Stated task:
Look through the data below. Pick out the lines holding the string "клуб".

** begin Records for processing **

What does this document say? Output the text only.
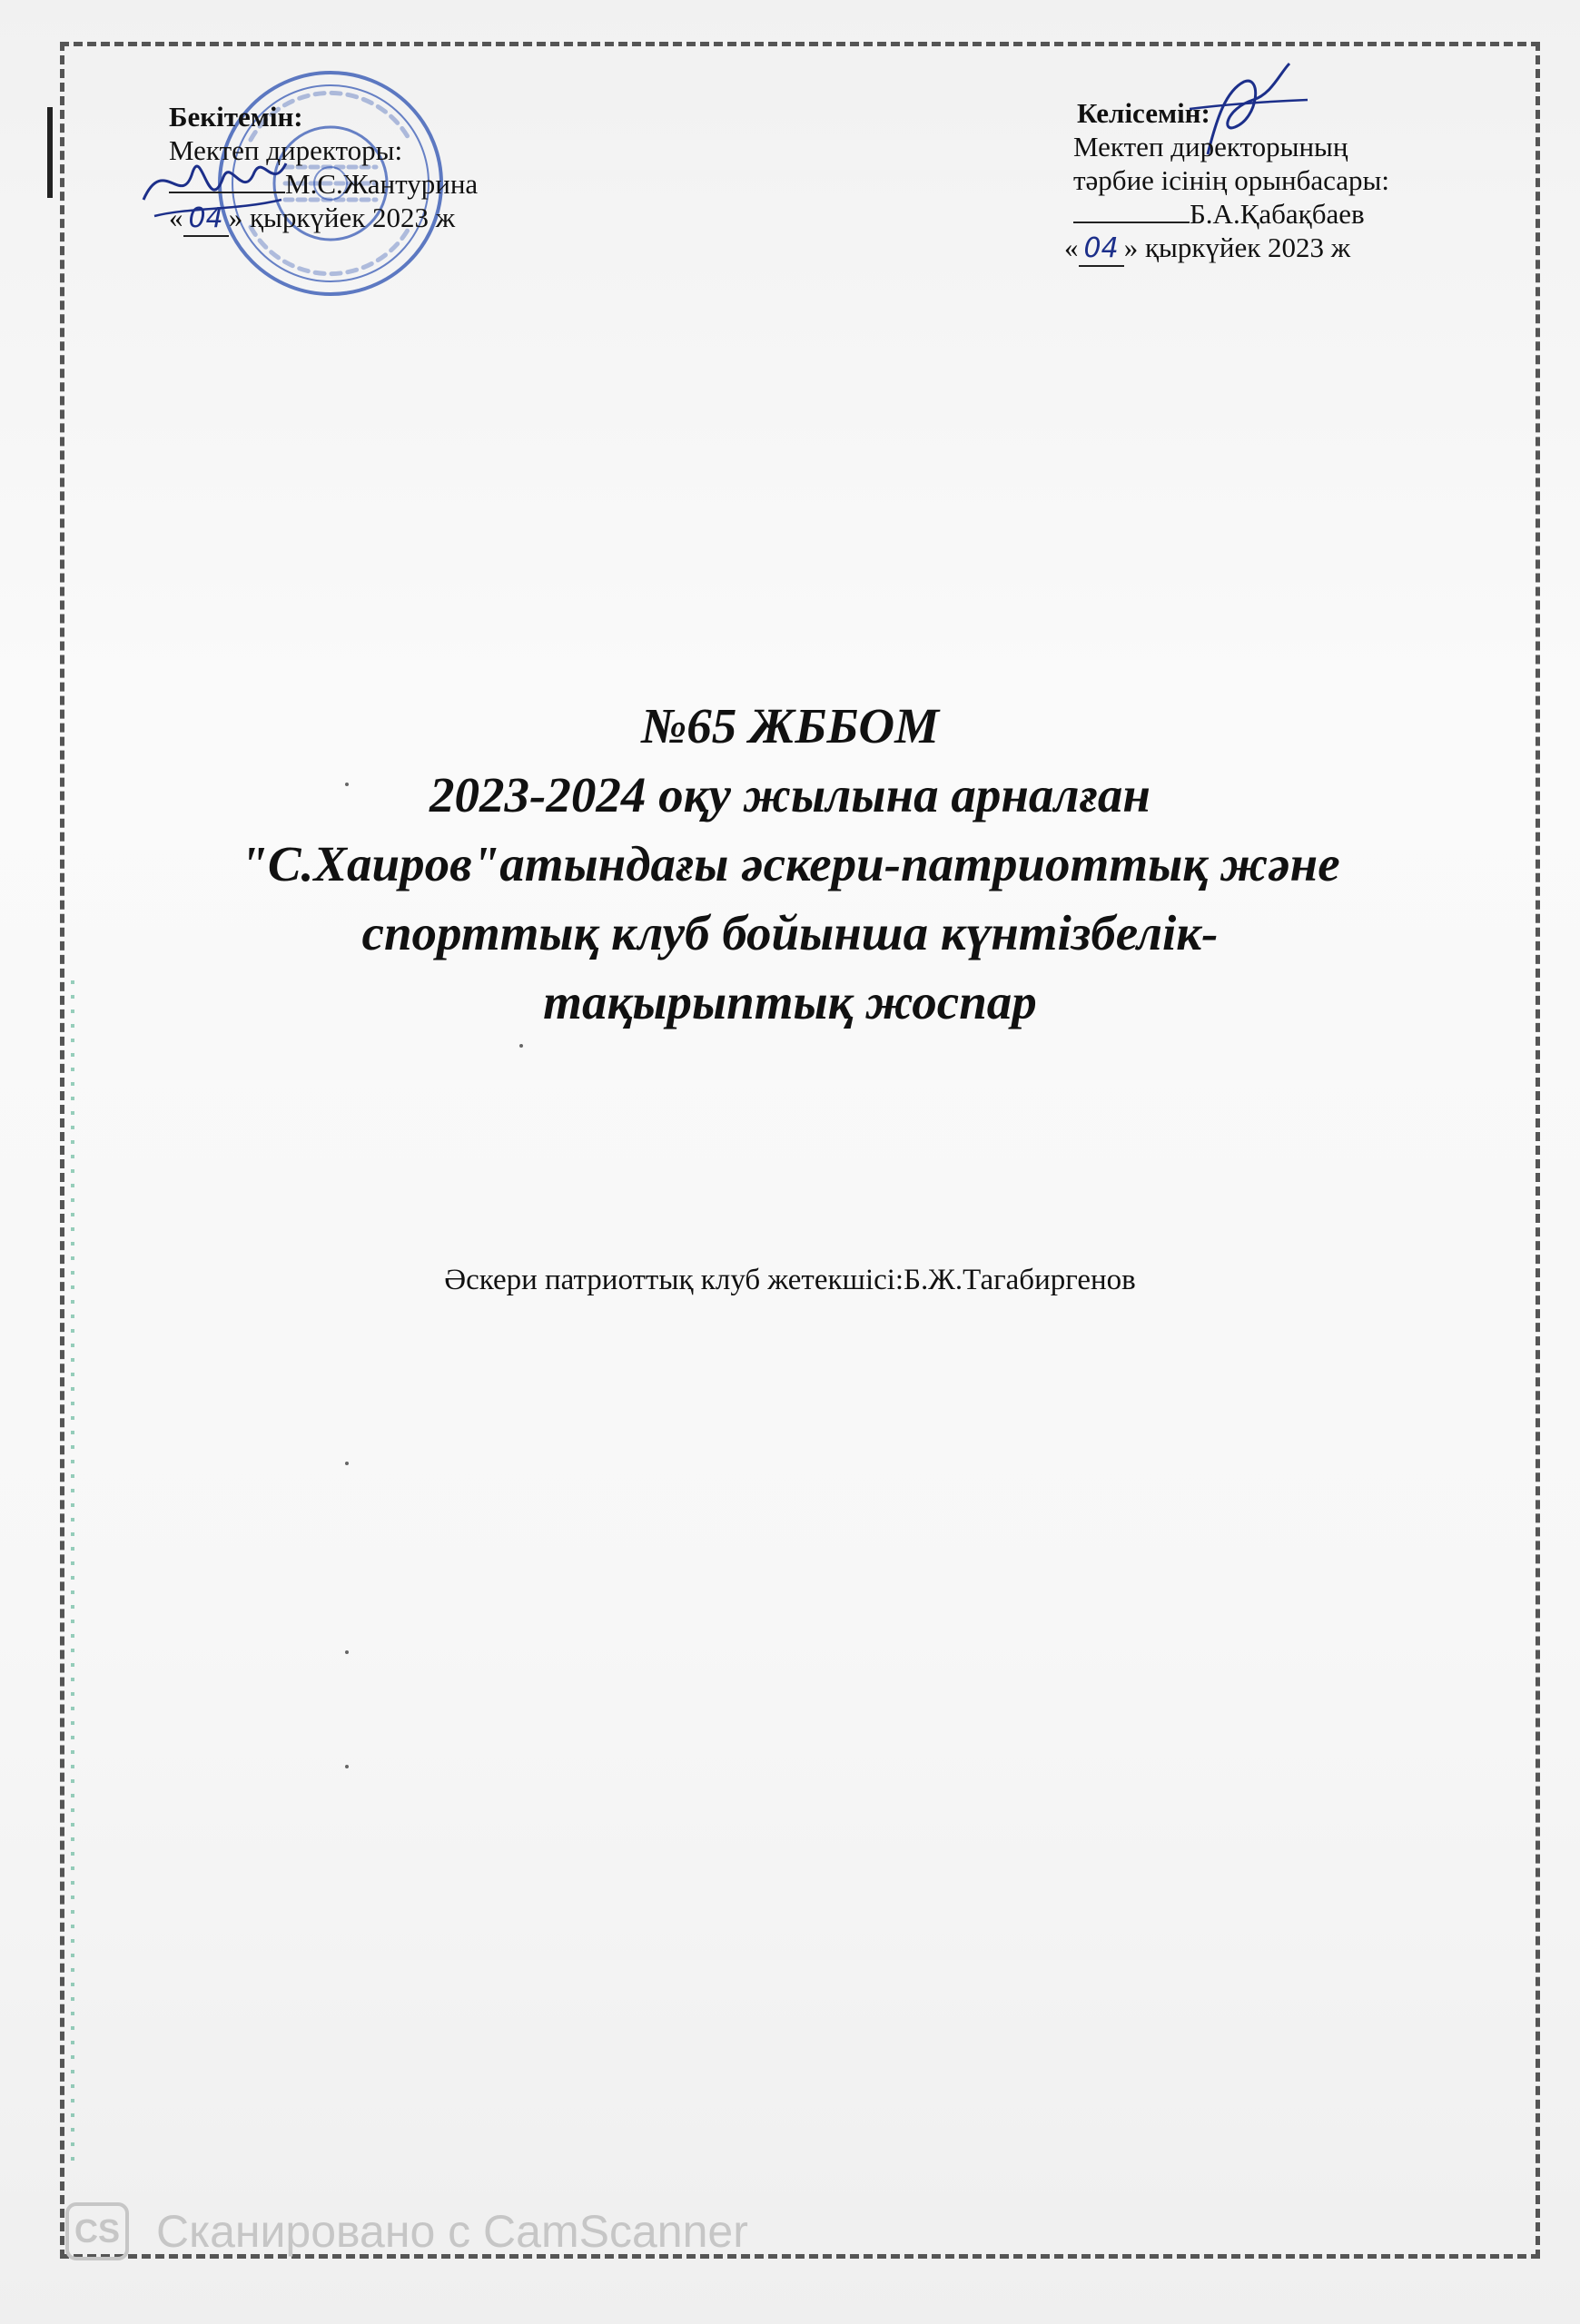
Бекітемін:
Мектеп директоры:
М.С.Жантурина
« 04 » қыркүйек 2023 ж
Келісемін:
Мектеп директорының
тәрбие ісінің орынбасары:
Б.А.Қабақбаев
« 04 » қыркүйек 2023 ж
№65 ЖББОМ
2023-2024 оқу жылына арналған
"С.Хаиров"атындағы әскери-патриоттық және
спорттық клуб бойынша күнтізбелік-
тақырыптық жоспар
Әскери патриоттық клуб жетекшісі:Б.Ж.Тагабиргенов
CS Сканировано с CamScanner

** end Records for processing **

Solution to the exercise:
спорттық клуб бойынша күнтізбелік-
Әскери патриоттық клуб жетекшісі:Б.Ж.Тагабиргенов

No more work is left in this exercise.